** begin **

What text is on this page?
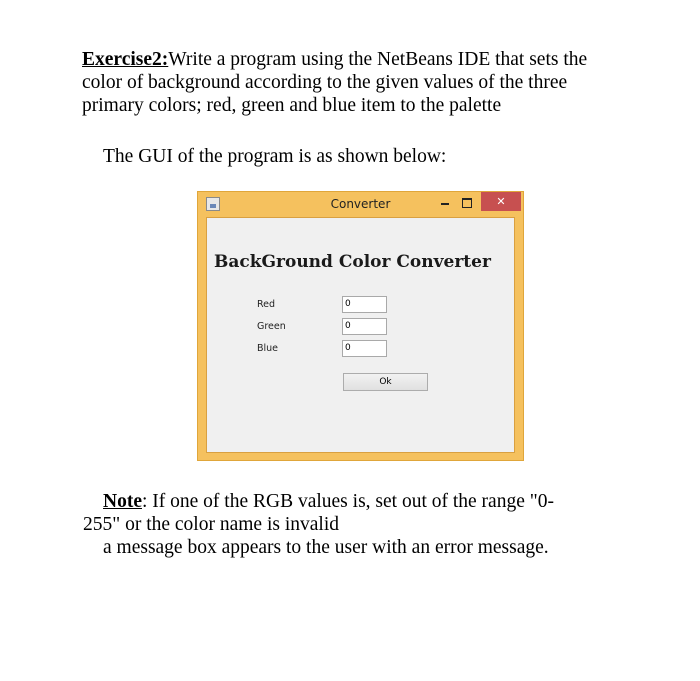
Exercise2:Write a program using the NetBeans IDE that sets the
color of background according to the given values of the three
primary colors; red, green and blue item to the palette
The GUI of the program is as shown below:
Converter	✕
BackGround Color Converter
Red	0
Green	0
Blue	0
Ok
Note: If one of the RGB values is, set out of the range "0-
255" or the color name is invalid
a message box appears to the user with an error message.
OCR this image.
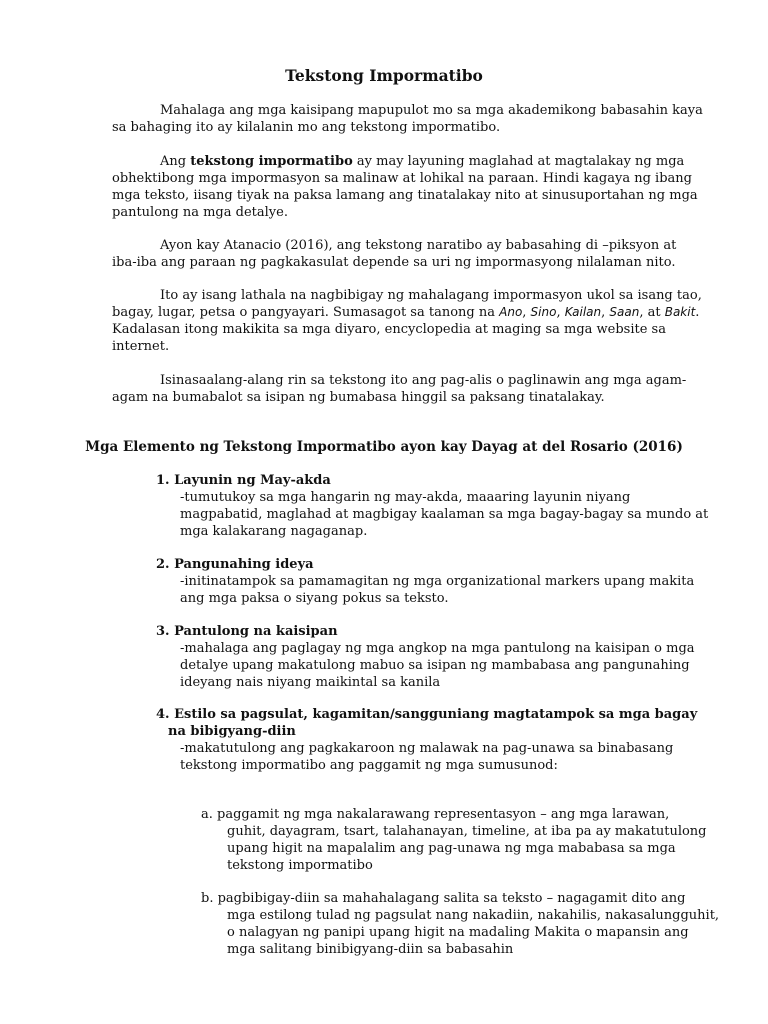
Tekstong Impormatibo

Mahalaga ang mga kaisipang mapupulot mo sa mga akademikong babasahin kaya sa bahaging ito ay kilalanin mo ang tekstong impormatibo.

Ang tekstong impormatibo ay may layuning maglahad at magtalakay ng mga obhektibong mga impormasyon sa malinaw at lohikal na paraan. Hindi kagaya ng ibang mga teksto, iisang tiyak na paksa lamang ang tinatalakay nito at sinusuportahan ng mga pantulong na mga detalye.

Ayon kay Atanacio (2016), ang tekstong naratibo ay babasahing di –piksyon at iba-iba ang paraan ng pagkakasulat depende sa uri ng impormasyong nilalaman nito.

Ito ay isang lathala na nagbibigay ng mahalagang impormasyon ukol sa isang tao, bagay, lugar, petsa o pangyayari. Sumasagot sa tanong na Ano, Sino, Kailan, Saan, at Bakit. Kadalasan itong makikita sa mga diyaro, encyclopedia at maging sa mga website sa internet.

Isinasaalang-alang rin sa tekstong ito ang pag-alis o paglinawin ang mga agam-agam na bumabalot sa isipan ng bumabasa hinggil sa paksang tinatalakay.

Mga Elemento ng Tekstong Impormatibo ayon kay Dayag at del Rosario (2016)

1. Layunin ng May-akda

-tumutukoy sa mga hangarin ng may-akda, maaaring layunin niyang magpabatid, maglahad at magbigay kaalaman sa mga bagay-bagay sa mundo at mga kalakarang nagaganap.

2. Pangunahing ideya

-initinatampok sa pamamagitan ng mga organizational markers upang makita ang mga paksa o siyang pokus sa teksto.

3. Pantulong na kaisipan

-mahalaga ang paglagay ng mga angkop na mga pantulong na kaisipan o mga detalye upang makatulong mabuo sa isipan ng mambabasa ang pangunahing ideyang nais niyang maikintal sa kanila

4. Estilo sa pagsulat, kagamitan/sangguniang magtatampok sa mga bagay
na bibigyang-diin

-makatutulong ang pagkakaroon ng malawak na pag-unawa sa binabasang tekstong impormatibo ang paggamit ng mga sumusunod:

a. paggamit ng mga nakalarawang representasyon – ang mga larawan,
guhit, dayagram, tsart, talahanayan, timeline, at iba pa ay makatutulong upang higit na mapalalim ang pag-unawa ng mga mababasa sa mga tekstong impormatibo

b. pagbibigay-diin sa mahahalagang salita sa teksto – nagagamit dito ang
mga estilong tulad ng pagsulat nang nakadiin, nakahilis, nakasalungguhit, o nalagyan ng panipi upang higit na madaling Makita o mapansin ang mga salitang binibigyang-diin sa babasahin
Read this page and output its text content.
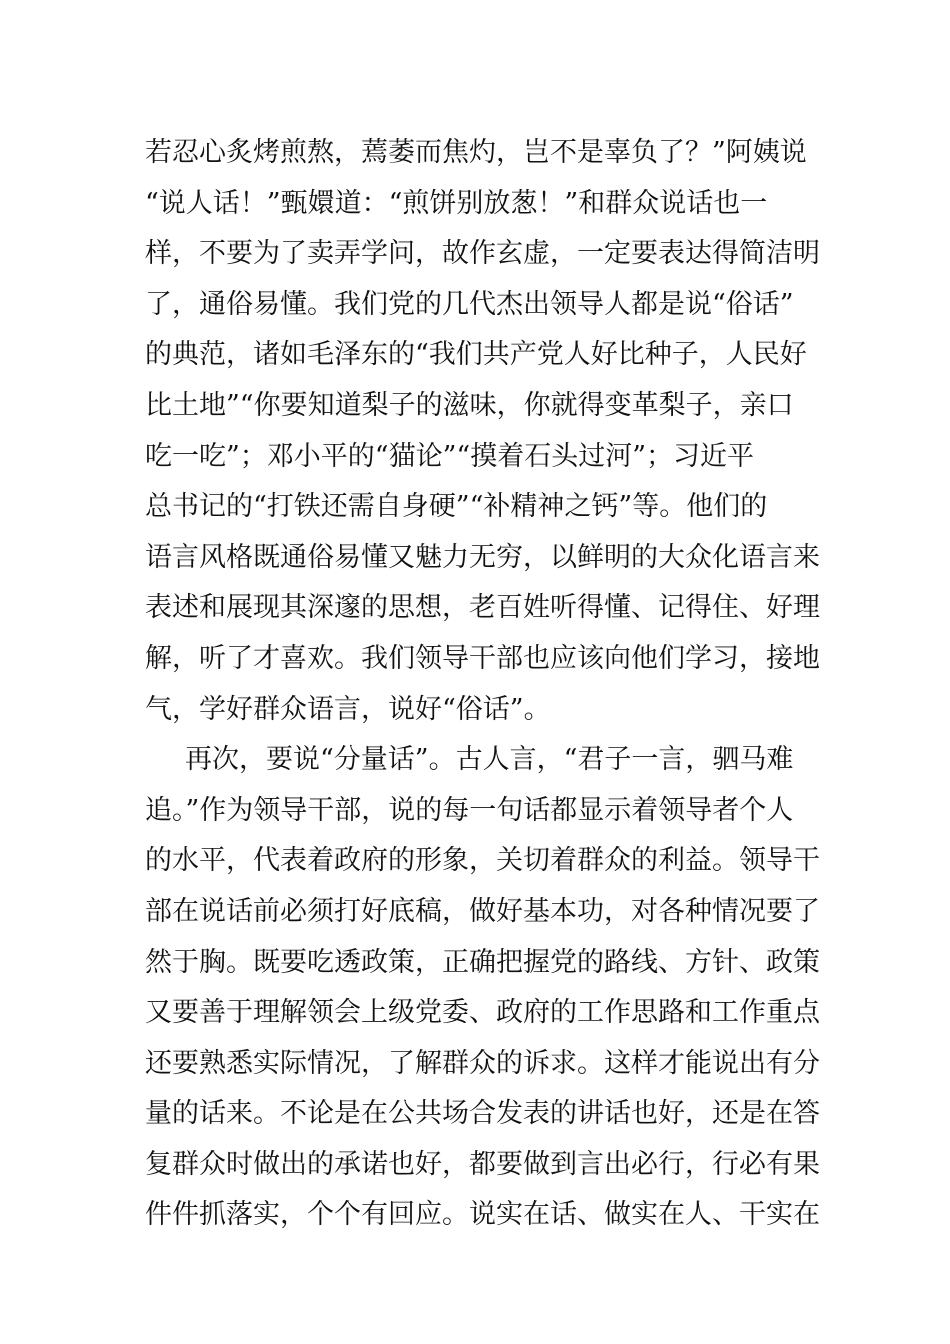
若忍心炙烤煎熬，蔫萎而焦灼，岂不是辜负了？”阿姨说
“说人话！”甄嬛道：“煎饼别放葱！”和群众说话也一
样，不要为了卖弄学问，故作玄虚，一定要表达得简洁明
了，通俗易懂。我们党的几代杰出领导人都是说“俗话”
的典范，诸如毛泽东的“我们共产党人好比种子，人民好
比土地”“你要知道梨子的滋味，你就得变革梨子，亲口
吃一吃”；邓小平的“猫论”“摸着石头过河”；习近平
总书记的“打铁还需自身硬”“补精神之钙”等。他们的
语言风格既通俗易懂又魅力无穷，以鲜明的大众化语言来
表述和展现其深邃的思想，老百姓听得懂、记得住、好理
解，听了才喜欢。我们领导干部也应该向他们学习，接地
气，学好群众语言，说好“俗话”。
再次，要说“分量话”。古人言，“君子一言，驷马难
追。”作为领导干部，说的每一句话都显示着领导者个人
的水平，代表着政府的形象，关切着群众的利益。领导干
部在说话前必须打好底稿，做好基本功，对各种情况要了
然于胸。既要吃透政策，正确把握党的路线、方针、政策
又要善于理解领会上级党委、政府的工作思路和工作重点
还要熟悉实际情况，了解群众的诉求。这样才能说出有分
量的话来。不论是在公共场合发表的讲话也好，还是在答
复群众时做出的承诺也好，都要做到言出必行，行必有果
件件抓落实，个个有回应。说实在话、做实在人、干实在
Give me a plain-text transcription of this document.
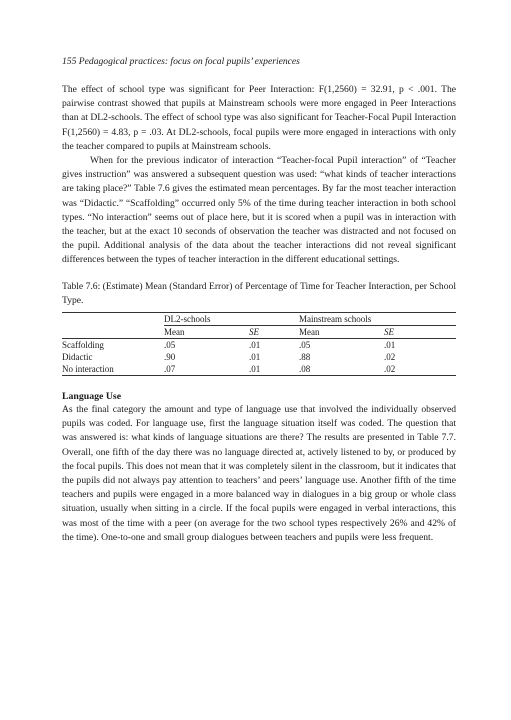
155 Pedagogical practices: focus on focal pupils’ experiences

The effect of school type was significant for Peer Interaction: F(1,2560) = 32.91, p < .001. The pairwise contrast showed that pupils at Mainstream schools were more engaged in Peer Interactions than at DL2-schools. The effect of school type was also significant for Teacher-Focal Pupil Interaction F(1,2560) = 4.83, p = .03. At DL2-schools, focal pupils were more engaged in interactions with only the teacher compared to pupils at Mainstream schools.

When for the previous indicator of interaction “Teacher-focal Pupil interaction” of “Teacher gives instruction” was answered a subsequent question was used: “what kinds of teacher interactions are taking place?” Table 7.6 gives the estimated mean percentages. By far the most teacher interaction was “Didactic.” “Scaffolding” occurred only 5% of the time during teacher interaction in both school types. “No interaction” seems out of place here, but it is scored when a pupil was in interaction with the teacher, but at the exact 10 seconds of observation the teacher was distracted and not focused on the pupil. Additional analysis of the data about the teacher interactions did not reveal significant differences between the types of teacher interaction in the different educational settings.

Table 7.6: (Estimate) Mean (Standard Error) of Percentage of Time for Teacher Interaction, per School Type.

	DL2-schools		Mainstream schools	
	Mean	SE	Mean	SE
Scaffolding	.05	.01	.05	.01
Didactic	.90	.01	.88	.02
No interaction	.07	.01	.08	.02
Language Use

As the final category the amount and type of language use that involved the individually observed pupils was coded. For language use, first the language situation itself was coded. The question that was answered is: what kinds of language situations are there? The results are presented in Table 7.7. Overall, one fifth of the day there was no language directed at, actively listened to by, or produced by the focal pupils. This does not mean that it was completely silent in the classroom, but it indicates that the pupils did not always pay attention to teachers’ and peers’ language use. Another fifth of the time teachers and pupils were engaged in a more balanced way in dialogues in a big group or whole class situation, usually when sitting in a circle. If the focal pupils were engaged in verbal interactions, this was most of the time with a peer (on average for the two school types respectively 26% and 42% of the time). One-to-one and small group dialogues between teachers and pupils were less frequent.
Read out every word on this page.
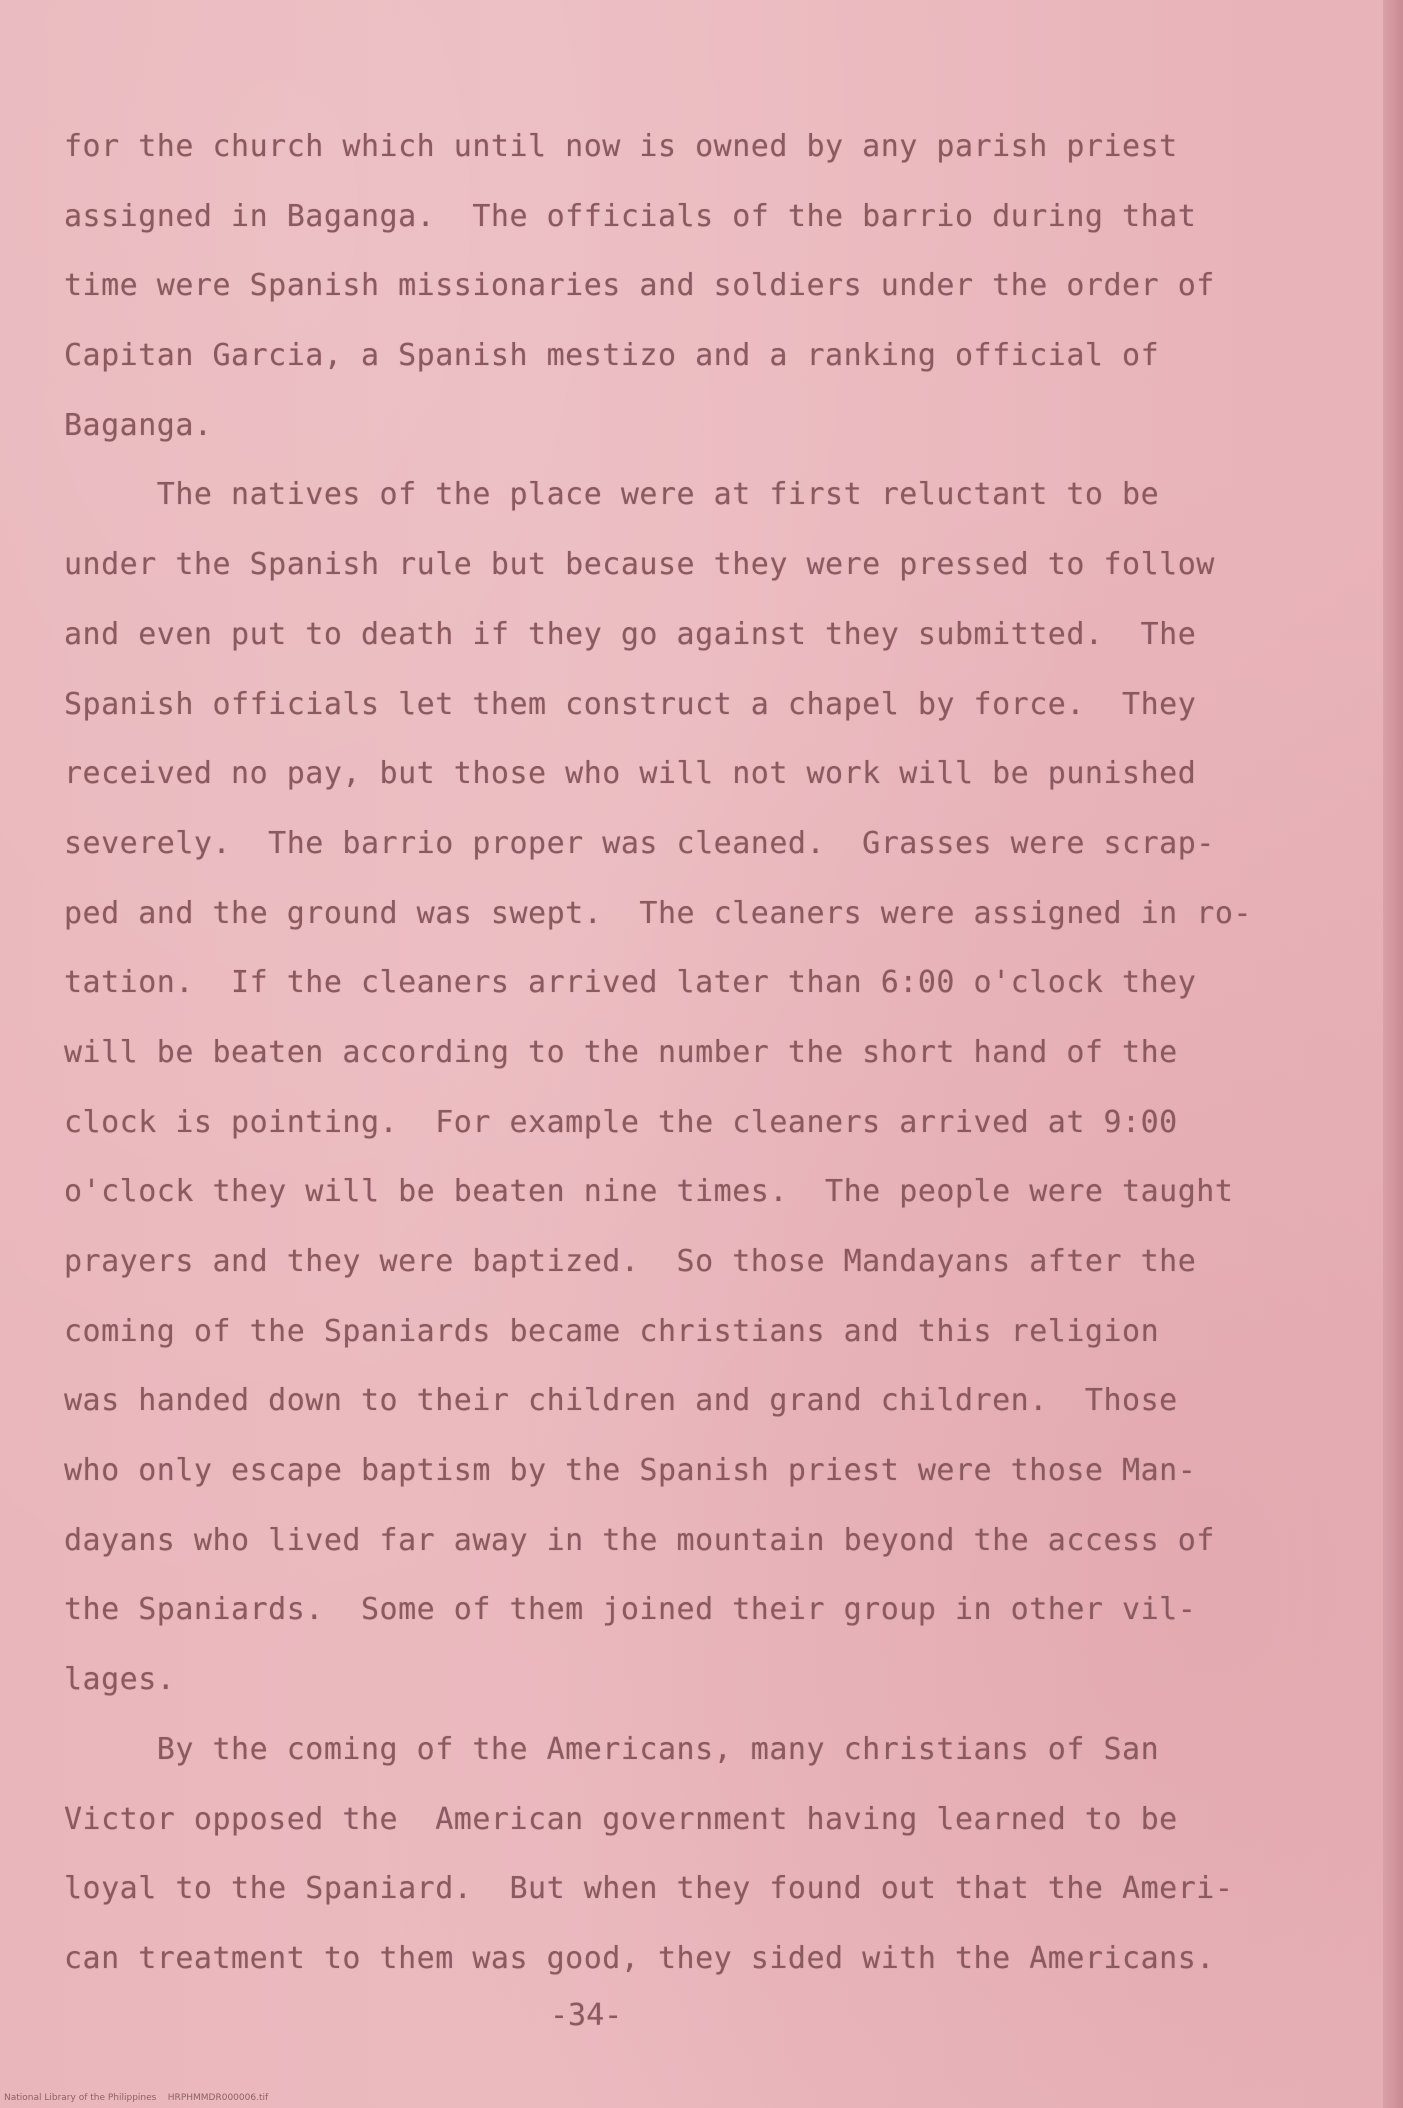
for the church which until now is owned by any parish priest
assigned in Baganga.  The officials of the barrio during that
time were Spanish missionaries and soldiers under the order of
Capitan Garcia, a Spanish mestizo and a ranking official of
Baganga.
The natives of the place were at first reluctant to be
under the Spanish rule but because they were pressed to follow
and even put to death if they go against they submitted.  The
Spanish officials let them construct a chapel by force.  They
received no pay, but those who will not work will be punished
severely.  The barrio proper was cleaned.  Grasses were scrap-
ped and the ground was swept.  The cleaners were assigned in ro-
tation.  If the cleaners arrived later than 6:00 o'clock they
will be beaten according to the number the short hand of the
clock is pointing.  For example the cleaners arrived at 9:00
o'clock they will be beaten nine times.  The people were taught
prayers and they were baptized.  So those Mandayans after the
coming of the Spaniards became christians and this religion
was handed down to their children and grand children.  Those
who only escape baptism by the Spanish priest were those Man-
dayans who lived far away in the mountain beyond the access of
the Spaniards.  Some of them joined their group in other vil-
lages.
By the coming of the Americans, many christians of San
Victor opposed the  American government having learned to be
loyal to the Spaniard.  But when they found out that the Ameri-
can treatment to them was good, they sided with the Americans.
-34-
National Library of the Philippines    HRPHMMDR000006.tif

** end **

WRITTEN EXERCISE — Review the preceding data and report every line that includes the string "clock".

REPLY TO THE TASK —
tation.  If the cleaners arrived later than 6:00 o'clock they
clock is pointing.  For example the cleaners arrived at 9:00
o'clock they will be beaten nine times.  The people were taught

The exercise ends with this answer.